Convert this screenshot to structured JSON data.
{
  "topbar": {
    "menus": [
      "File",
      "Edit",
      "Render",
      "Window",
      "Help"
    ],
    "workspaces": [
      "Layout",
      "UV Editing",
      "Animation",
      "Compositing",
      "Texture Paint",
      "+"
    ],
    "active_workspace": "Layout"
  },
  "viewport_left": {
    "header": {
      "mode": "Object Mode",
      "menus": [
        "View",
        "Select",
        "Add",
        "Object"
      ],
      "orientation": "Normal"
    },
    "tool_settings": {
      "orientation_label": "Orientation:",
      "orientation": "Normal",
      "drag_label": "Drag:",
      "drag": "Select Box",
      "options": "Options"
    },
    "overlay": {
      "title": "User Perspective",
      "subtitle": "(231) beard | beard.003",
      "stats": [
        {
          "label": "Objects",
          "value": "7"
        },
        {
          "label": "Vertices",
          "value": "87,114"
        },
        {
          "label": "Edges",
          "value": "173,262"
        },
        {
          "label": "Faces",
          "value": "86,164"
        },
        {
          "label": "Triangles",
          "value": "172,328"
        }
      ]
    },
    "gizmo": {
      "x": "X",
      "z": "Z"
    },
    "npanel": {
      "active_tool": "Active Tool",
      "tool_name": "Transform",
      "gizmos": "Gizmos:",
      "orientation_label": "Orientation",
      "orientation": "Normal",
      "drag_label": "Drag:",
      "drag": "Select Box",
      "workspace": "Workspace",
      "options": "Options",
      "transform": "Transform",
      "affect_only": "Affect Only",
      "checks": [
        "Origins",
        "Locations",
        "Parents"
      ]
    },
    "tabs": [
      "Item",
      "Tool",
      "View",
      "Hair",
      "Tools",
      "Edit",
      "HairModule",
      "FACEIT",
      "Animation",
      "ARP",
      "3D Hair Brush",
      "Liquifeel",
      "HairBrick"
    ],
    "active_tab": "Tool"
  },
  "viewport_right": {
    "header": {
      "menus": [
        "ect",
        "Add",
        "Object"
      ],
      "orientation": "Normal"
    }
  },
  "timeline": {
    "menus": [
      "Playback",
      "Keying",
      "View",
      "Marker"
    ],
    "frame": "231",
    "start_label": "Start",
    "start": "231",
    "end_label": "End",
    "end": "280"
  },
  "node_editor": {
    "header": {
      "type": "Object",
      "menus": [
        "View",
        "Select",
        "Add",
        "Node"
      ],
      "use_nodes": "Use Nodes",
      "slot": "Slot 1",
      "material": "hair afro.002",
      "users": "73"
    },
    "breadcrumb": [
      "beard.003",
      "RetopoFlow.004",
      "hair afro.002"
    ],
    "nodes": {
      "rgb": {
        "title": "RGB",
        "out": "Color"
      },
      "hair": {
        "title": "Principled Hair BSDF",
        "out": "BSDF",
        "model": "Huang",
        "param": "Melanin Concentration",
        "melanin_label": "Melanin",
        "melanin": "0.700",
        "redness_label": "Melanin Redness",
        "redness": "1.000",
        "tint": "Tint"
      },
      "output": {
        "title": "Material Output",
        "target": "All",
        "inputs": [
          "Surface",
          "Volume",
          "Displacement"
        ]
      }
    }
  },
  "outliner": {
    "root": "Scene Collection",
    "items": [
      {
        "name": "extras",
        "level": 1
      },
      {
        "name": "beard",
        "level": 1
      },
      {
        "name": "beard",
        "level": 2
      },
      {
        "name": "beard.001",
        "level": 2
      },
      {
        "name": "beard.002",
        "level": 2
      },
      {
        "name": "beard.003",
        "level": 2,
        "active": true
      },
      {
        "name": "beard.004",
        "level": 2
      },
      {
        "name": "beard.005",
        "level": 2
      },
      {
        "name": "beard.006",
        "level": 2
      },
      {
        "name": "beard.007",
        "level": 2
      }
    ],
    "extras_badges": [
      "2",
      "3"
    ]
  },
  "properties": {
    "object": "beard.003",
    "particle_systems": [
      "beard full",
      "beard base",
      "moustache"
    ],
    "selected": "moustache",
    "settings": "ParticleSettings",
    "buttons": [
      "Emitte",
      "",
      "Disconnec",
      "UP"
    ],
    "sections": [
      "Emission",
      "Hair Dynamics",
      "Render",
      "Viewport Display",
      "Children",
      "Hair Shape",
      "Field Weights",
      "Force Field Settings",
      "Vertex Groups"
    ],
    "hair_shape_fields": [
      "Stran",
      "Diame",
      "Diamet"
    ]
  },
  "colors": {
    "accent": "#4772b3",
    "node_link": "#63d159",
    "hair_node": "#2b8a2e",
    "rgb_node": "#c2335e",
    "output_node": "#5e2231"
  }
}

_WHAT YOU NEED TO DO_
Identify each line in the records above that contains the word "BSDF", and copy it out in full.

_THE RESULT_
        "title": "Principled Hair BSDF",
        "out": "BSDF",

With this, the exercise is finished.